Material for this exercise:
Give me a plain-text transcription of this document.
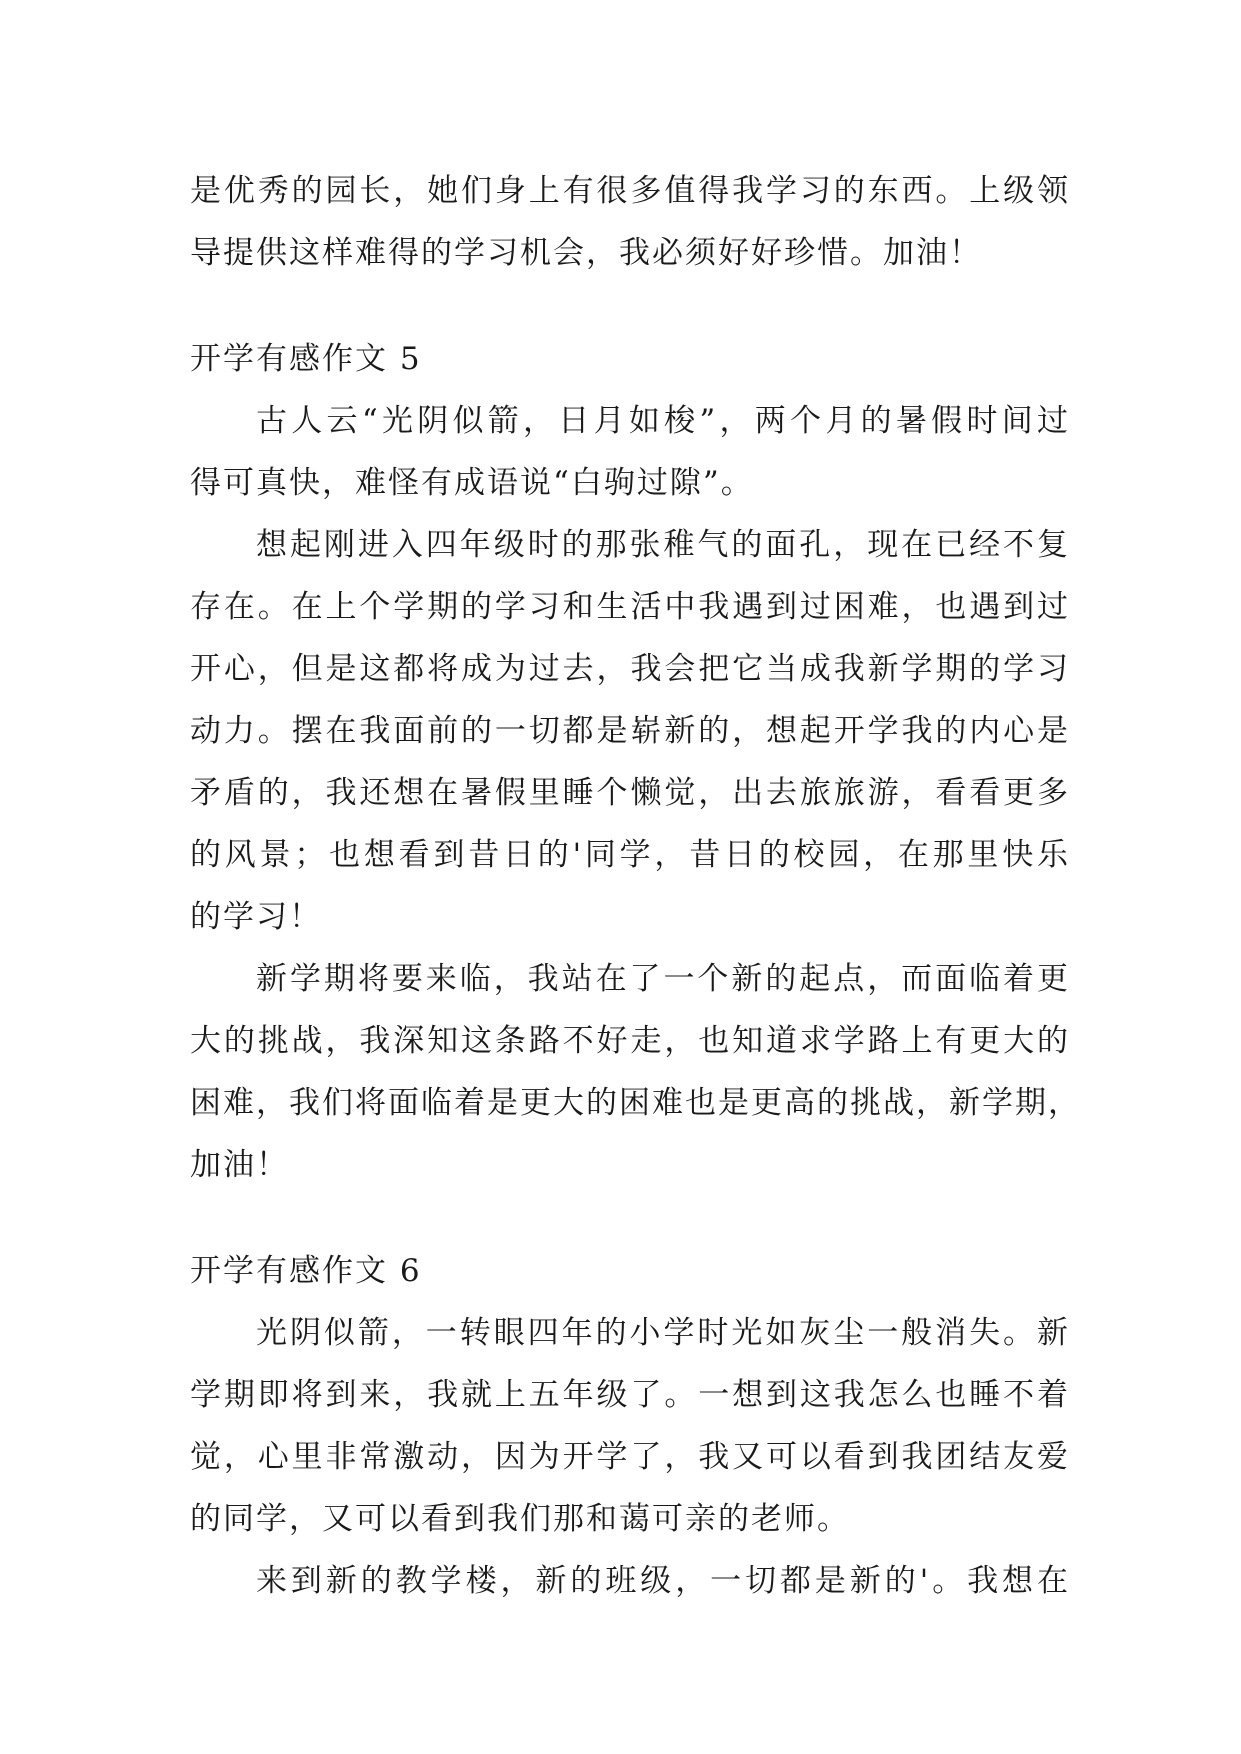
是优秀的园长，她们身上有很多值得我学习的东西。上级领
导提供这样难得的学习机会，我必须好好珍惜。加油！
开学有感作文 5
古人云“光阴似箭，日月如梭”，两个月的暑假时间过
得可真快，难怪有成语说“白驹过隙”。
想起刚进入四年级时的那张稚气的面孔，现在已经不复
存在。在上个学期的学习和生活中我遇到过困难，也遇到过
开心，但是这都将成为过去，我会把它当成我新学期的学习
动力。摆在我面前的一切都是崭新的，想起开学我的内心是
矛盾的，我还想在暑假里睡个懒觉，出去旅旅游，看看更多
的风景；也想看到昔日的'同学，昔日的校园，在那里快乐
的学习！
新学期将要来临，我站在了一个新的起点，而面临着更
大的挑战，我深知这条路不好走，也知道求学路上有更大的
困难，我们将面临着是更大的困难也是更高的挑战，新学期，
加油！
开学有感作文 6
光阴似箭，一转眼四年的小学时光如灰尘一般消失。新
学期即将到来，我就上五年级了。一想到这我怎么也睡不着
觉，心里非常激动，因为开学了，我又可以看到我团结友爱
的同学，又可以看到我们那和蔼可亲的老师。
来到新的教学楼，新的班级，一切都是新的'。我想在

Description of the task:
Reproduce the material above verbatim; omit every picture.

Finished exercise:
Give me a plain-text transcription of this document.
是优秀的园长，她们身上有很多值得我学习的东西。上级领
导提供这样难得的学习机会，我必须好好珍惜。加油！
开学有感作文 5
古人云“光阴似箭，日月如梭”，两个月的暑假时间过
得可真快，难怪有成语说“白驹过隙”。
想起刚进入四年级时的那张稚气的面孔，现在已经不复
存在。在上个学期的学习和生活中我遇到过困难，也遇到过
开心，但是这都将成为过去，我会把它当成我新学期的学习
动力。摆在我面前的一切都是崭新的，想起开学我的内心是
矛盾的，我还想在暑假里睡个懒觉，出去旅旅游，看看更多
的风景；也想看到昔日的'同学，昔日的校园，在那里快乐
的学习！
新学期将要来临，我站在了一个新的起点，而面临着更
大的挑战，我深知这条路不好走，也知道求学路上有更大的
困难，我们将面临着是更大的困难也是更高的挑战，新学期，
加油！
开学有感作文 6
光阴似箭，一转眼四年的小学时光如灰尘一般消失。新
学期即将到来，我就上五年级了。一想到这我怎么也睡不着
觉，心里非常激动，因为开学了，我又可以看到我团结友爱
的同学，又可以看到我们那和蔼可亲的老师。
来到新的教学楼，新的班级，一切都是新的'。我想在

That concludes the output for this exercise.